_TASK TO COMPLETE_: Pull each line containing "default" out of the data and copy it.

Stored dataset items
-- start --
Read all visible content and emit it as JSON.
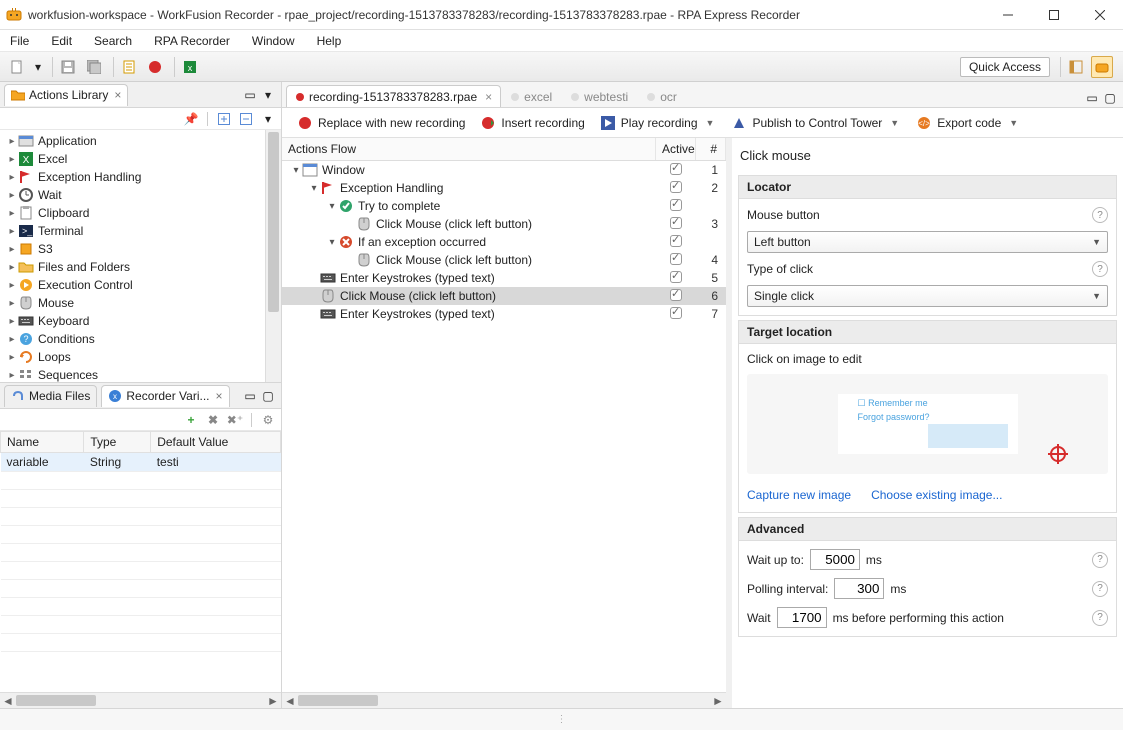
{
  "window": {
    "title": "workfusion-workspace - WorkFusion Recorder - rpae_project/recording-1513783378283/recording-1513783378283.rpae - RPA Express Recorder"
  },
  "menu": [
    "File",
    "Edit",
    "Search",
    "RPA Recorder",
    "Window",
    "Help"
  ],
  "quick_access": "Quick Access",
  "left": {
    "actions_library_tab": "Actions Library",
    "tree": [
      {
        "label": "Application",
        "icon": "app"
      },
      {
        "label": "Excel",
        "icon": "excel"
      },
      {
        "label": "Exception Handling",
        "icon": "flag"
      },
      {
        "label": "Wait",
        "icon": "wait"
      },
      {
        "label": "Clipboard",
        "icon": "clipboard"
      },
      {
        "label": "Terminal",
        "icon": "terminal"
      },
      {
        "label": "S3",
        "icon": "s3"
      },
      {
        "label": "Files and Folders",
        "icon": "folder"
      },
      {
        "label": "Execution Control",
        "icon": "exec"
      },
      {
        "label": "Mouse",
        "icon": "mouse"
      },
      {
        "label": "Keyboard",
        "icon": "keyboard"
      },
      {
        "label": "Conditions",
        "icon": "conditions"
      },
      {
        "label": "Loops",
        "icon": "loops"
      },
      {
        "label": "Sequences",
        "icon": "sequences"
      }
    ],
    "media_tab": "Media Files",
    "vars_tab": "Recorder Vari...",
    "vars_cols": {
      "name": "Name",
      "type": "Type",
      "default": "Default Value"
    },
    "vars_rows": [
      {
        "name": "variable",
        "type": "String",
        "default": "testi"
      }
    ]
  },
  "editor": {
    "tabs": [
      {
        "label": "recording-1513783378283.rpae",
        "active": true
      },
      {
        "label": "excel",
        "active": false
      },
      {
        "label": "webtesti",
        "active": false
      },
      {
        "label": "ocr",
        "active": false
      }
    ],
    "toolbar": {
      "replace": "Replace with new recording",
      "insert": "Insert recording",
      "play": "Play recording",
      "publish": "Publish to Control Tower",
      "export": "Export code"
    },
    "flow_header": {
      "name": "Actions Flow",
      "active": "Active",
      "num": "#"
    },
    "flow": [
      {
        "depth": 0,
        "tw": "v",
        "icon": "window",
        "label": "Window",
        "checked": true,
        "num": "1"
      },
      {
        "depth": 1,
        "tw": "v",
        "icon": "flag",
        "label": "Exception Handling",
        "checked": true,
        "num": "2"
      },
      {
        "depth": 2,
        "tw": "v",
        "icon": "try",
        "label": "Try to complete",
        "checked": true,
        "num": ""
      },
      {
        "depth": 3,
        "tw": "",
        "icon": "mouse",
        "label": "Click Mouse (click left button)",
        "checked": true,
        "num": "3"
      },
      {
        "depth": 2,
        "tw": "v",
        "icon": "except",
        "label": "If an exception occurred",
        "checked": true,
        "num": ""
      },
      {
        "depth": 3,
        "tw": "",
        "icon": "mouse",
        "label": "Click Mouse (click left button)",
        "checked": true,
        "num": "4"
      },
      {
        "depth": 1,
        "tw": "",
        "icon": "keyboard",
        "label": "Enter Keystrokes (typed text)",
        "checked": true,
        "num": "5"
      },
      {
        "depth": 1,
        "tw": "",
        "icon": "mouse",
        "label": "Click Mouse (click left button)",
        "checked": true,
        "num": "6",
        "sel": true
      },
      {
        "depth": 1,
        "tw": "",
        "icon": "keyboard",
        "label": "Enter Keystrokes (typed text)",
        "checked": true,
        "num": "7"
      }
    ]
  },
  "props": {
    "title": "Click mouse",
    "locator_hdr": "Locator",
    "mouse_button_lbl": "Mouse button",
    "mouse_button_val": "Left button",
    "type_click_lbl": "Type of click",
    "type_click_val": "Single click",
    "target_hdr": "Target location",
    "target_hint": "Click on image to edit",
    "preview": {
      "remember": "Remember me",
      "forgot": "Forgot password?"
    },
    "capture": "Capture new image",
    "choose": "Choose existing image...",
    "advanced_hdr": "Advanced",
    "wait_up_lbl": "Wait up to:",
    "wait_up_val": "5000",
    "ms": "ms",
    "polling_lbl": "Polling interval:",
    "polling_val": "300",
    "wait_before_lbl": "Wait",
    "wait_before_val": "1700",
    "wait_before_suffix": "ms before performing this action"
  }
}
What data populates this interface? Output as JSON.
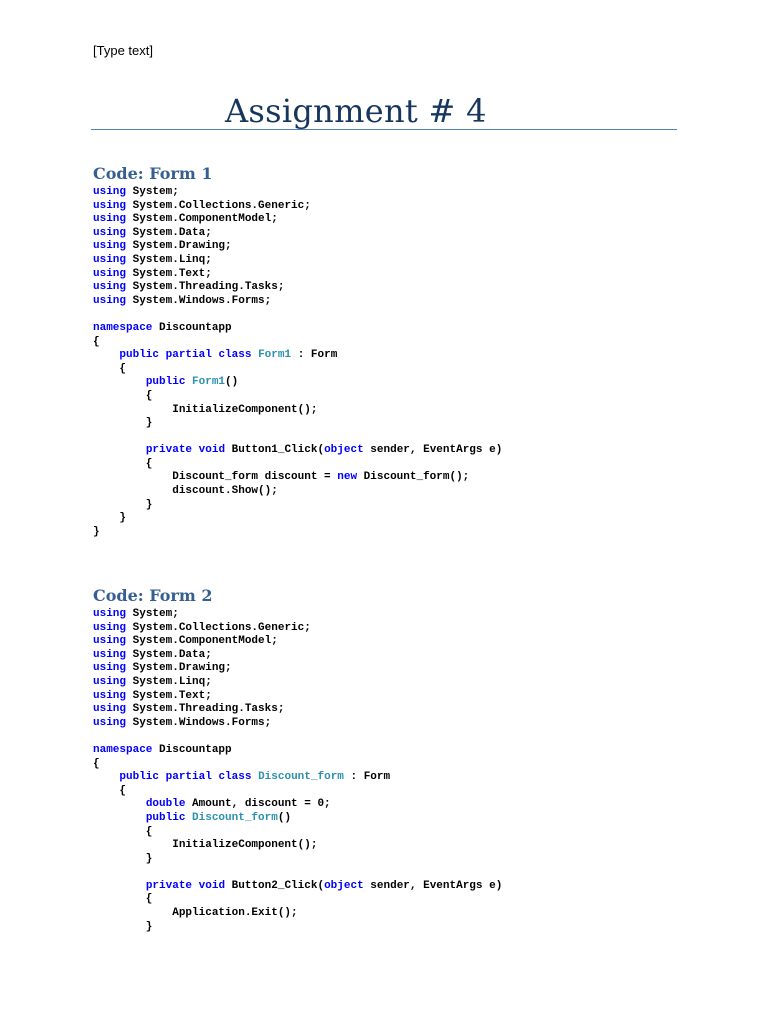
-- end --
_RESPONSE TO THE EXERCISE_:
      "default": "Default Value"
        "default": "testi"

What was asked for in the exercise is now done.